# Do this:
Every line holding the string "denominator" should be gathered.

# Source material:
◆ ◆ ◆ ◆ ◆

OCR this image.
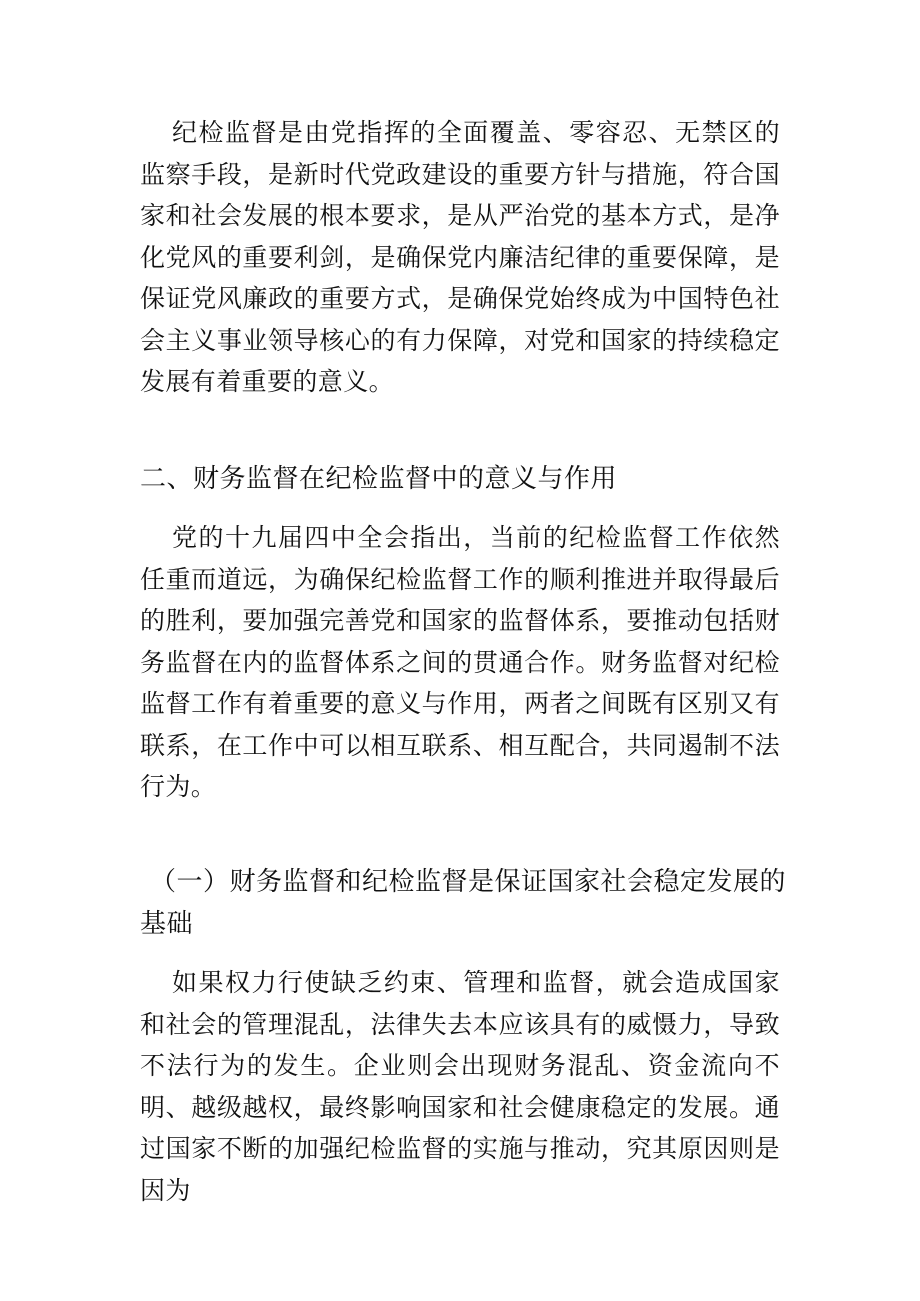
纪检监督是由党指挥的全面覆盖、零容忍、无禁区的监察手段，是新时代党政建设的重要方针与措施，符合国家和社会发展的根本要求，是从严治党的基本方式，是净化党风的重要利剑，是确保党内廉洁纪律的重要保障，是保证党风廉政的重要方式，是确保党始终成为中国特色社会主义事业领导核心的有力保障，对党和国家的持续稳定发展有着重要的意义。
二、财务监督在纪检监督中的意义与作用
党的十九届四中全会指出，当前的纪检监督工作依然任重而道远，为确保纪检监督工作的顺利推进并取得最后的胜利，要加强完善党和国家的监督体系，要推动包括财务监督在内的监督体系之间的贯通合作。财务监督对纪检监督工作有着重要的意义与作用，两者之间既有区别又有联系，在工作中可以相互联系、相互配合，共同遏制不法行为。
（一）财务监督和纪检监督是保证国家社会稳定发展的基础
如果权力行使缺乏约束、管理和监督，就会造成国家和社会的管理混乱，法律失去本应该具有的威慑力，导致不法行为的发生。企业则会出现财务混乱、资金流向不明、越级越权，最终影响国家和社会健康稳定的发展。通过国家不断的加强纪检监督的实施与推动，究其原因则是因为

◆ ◆ ◆ ◆ ◆

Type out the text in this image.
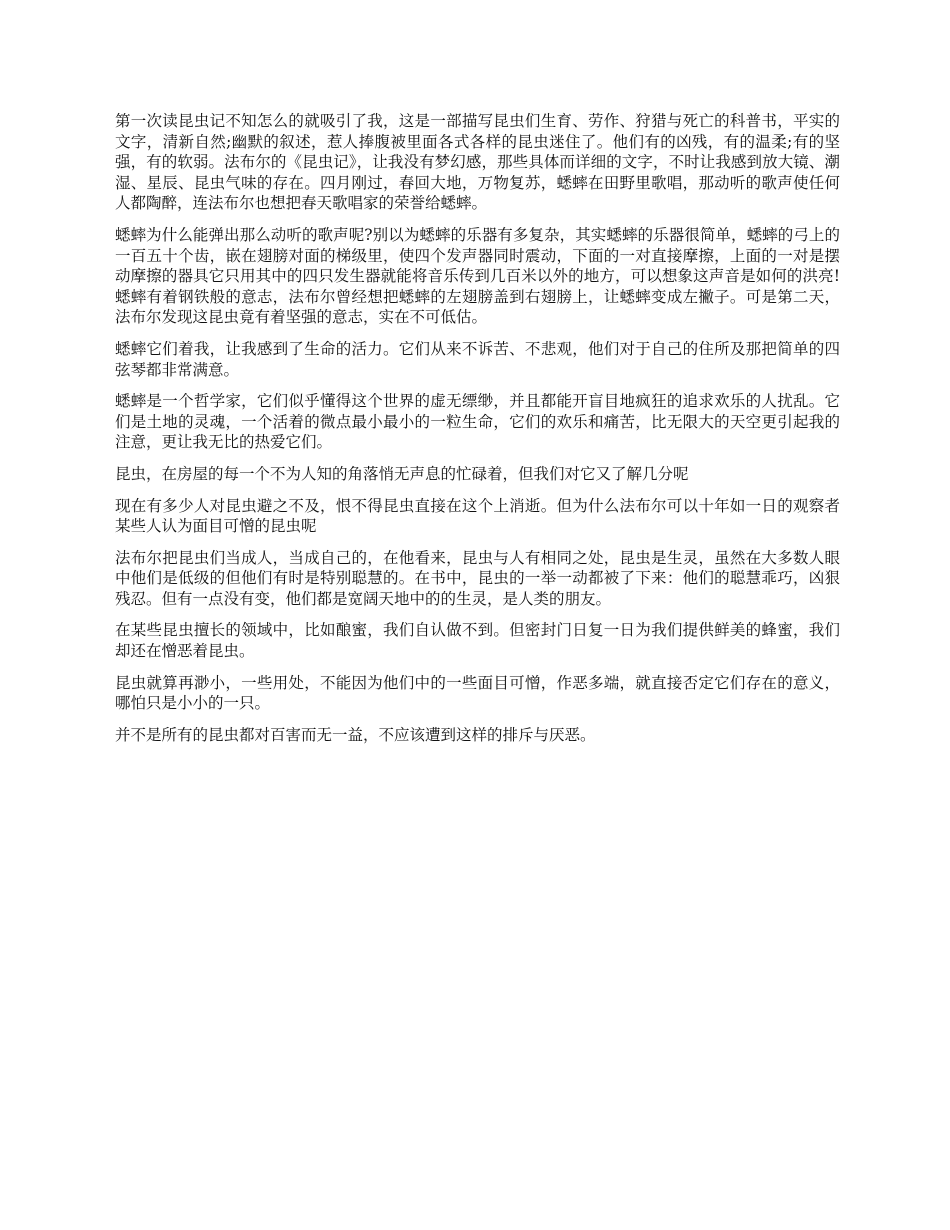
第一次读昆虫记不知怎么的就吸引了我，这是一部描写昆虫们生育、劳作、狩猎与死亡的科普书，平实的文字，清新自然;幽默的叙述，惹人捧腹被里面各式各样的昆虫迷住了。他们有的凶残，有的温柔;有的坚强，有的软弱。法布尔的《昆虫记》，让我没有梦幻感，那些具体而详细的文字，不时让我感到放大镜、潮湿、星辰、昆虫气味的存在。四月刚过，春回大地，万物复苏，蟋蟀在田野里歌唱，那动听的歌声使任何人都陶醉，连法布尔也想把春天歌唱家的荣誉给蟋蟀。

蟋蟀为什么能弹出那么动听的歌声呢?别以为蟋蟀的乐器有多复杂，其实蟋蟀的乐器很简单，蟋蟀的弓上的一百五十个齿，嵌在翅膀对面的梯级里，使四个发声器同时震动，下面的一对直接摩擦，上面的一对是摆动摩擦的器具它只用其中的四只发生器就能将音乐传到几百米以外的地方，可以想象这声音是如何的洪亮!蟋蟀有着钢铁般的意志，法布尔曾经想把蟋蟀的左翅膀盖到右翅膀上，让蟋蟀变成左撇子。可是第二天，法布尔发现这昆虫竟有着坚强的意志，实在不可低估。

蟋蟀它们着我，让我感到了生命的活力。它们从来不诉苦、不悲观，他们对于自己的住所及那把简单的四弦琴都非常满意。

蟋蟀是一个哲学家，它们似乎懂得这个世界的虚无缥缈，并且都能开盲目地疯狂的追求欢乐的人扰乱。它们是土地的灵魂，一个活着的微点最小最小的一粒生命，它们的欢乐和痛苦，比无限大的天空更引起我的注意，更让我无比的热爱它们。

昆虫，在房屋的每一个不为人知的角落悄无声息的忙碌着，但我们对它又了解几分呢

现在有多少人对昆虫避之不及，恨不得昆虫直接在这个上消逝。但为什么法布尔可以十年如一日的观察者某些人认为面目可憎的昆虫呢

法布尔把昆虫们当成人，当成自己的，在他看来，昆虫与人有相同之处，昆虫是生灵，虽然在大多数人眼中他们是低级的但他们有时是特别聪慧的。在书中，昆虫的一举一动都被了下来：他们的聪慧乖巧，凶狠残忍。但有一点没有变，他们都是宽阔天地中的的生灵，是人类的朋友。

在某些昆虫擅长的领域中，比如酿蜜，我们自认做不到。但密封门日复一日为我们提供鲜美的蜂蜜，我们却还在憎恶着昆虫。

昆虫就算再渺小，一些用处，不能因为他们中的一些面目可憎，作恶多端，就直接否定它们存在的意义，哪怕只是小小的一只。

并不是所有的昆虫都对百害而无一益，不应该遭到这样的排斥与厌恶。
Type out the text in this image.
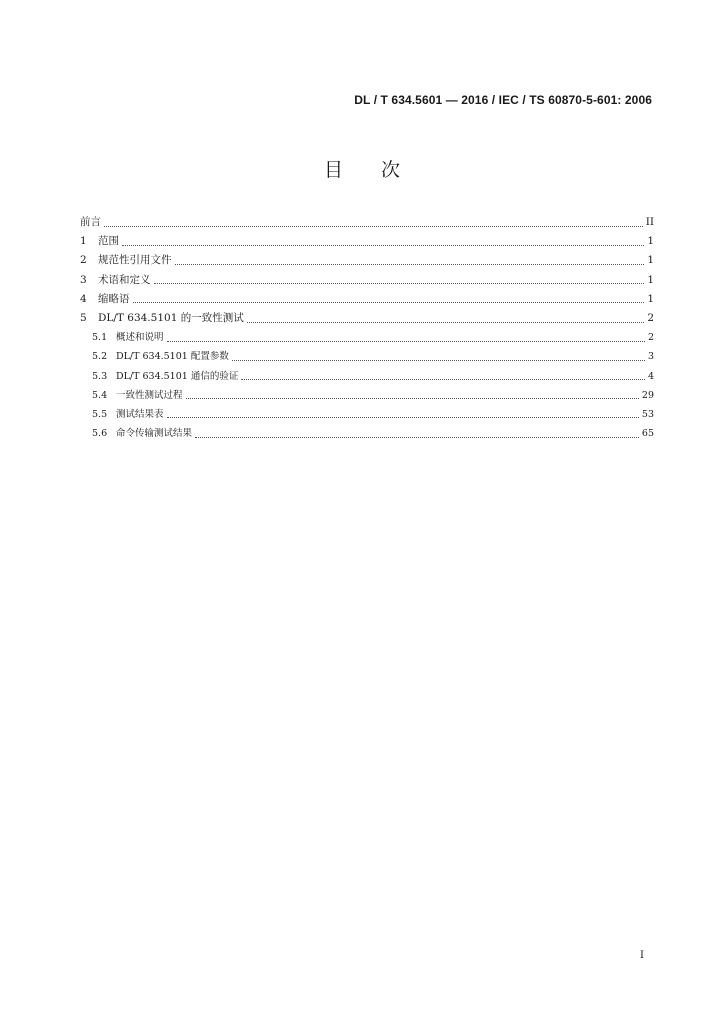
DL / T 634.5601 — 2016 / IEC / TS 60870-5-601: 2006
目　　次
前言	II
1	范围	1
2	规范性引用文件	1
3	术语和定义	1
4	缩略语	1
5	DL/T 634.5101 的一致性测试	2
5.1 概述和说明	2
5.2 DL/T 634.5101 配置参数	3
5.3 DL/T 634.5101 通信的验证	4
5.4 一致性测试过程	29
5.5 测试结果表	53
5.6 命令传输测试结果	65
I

◆ ◆ ◆ ◆ ◆

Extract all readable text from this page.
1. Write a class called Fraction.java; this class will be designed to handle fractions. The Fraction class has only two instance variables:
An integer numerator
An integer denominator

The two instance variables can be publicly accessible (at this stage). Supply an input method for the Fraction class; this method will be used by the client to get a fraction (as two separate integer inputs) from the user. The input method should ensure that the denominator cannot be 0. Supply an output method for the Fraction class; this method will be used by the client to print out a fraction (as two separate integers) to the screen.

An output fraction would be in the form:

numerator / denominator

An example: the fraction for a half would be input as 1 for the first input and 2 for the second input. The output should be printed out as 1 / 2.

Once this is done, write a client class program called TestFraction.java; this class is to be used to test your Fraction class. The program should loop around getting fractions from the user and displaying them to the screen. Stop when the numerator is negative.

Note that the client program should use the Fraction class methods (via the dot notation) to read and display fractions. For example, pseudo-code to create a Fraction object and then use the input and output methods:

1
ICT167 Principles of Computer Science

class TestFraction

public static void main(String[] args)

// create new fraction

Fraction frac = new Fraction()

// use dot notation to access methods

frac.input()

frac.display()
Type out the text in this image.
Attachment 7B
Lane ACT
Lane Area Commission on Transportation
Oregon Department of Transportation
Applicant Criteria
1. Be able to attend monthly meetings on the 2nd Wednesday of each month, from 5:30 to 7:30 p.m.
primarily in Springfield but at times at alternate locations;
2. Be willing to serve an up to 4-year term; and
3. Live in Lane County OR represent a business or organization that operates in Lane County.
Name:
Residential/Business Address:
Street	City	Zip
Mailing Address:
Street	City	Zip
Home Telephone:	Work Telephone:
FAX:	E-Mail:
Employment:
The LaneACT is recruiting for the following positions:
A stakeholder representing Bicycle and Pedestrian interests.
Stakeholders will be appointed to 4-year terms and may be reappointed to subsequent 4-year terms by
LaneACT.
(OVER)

◆ ◆ ◆ ◆ ◆

# Completed exercise:
An integer denominator
The two instance variables can be publicly accessible (at this stage). Supply an input method for the Fraction class; this method will be used by the client to get a fraction (as two separate integer inputs) from the user. The input method should ensure that the denominator cannot be 0. Supply an output method for the Fraction class; this method will be used by the client to print out a fraction (as two separate integers) to the screen.
numerator / denominator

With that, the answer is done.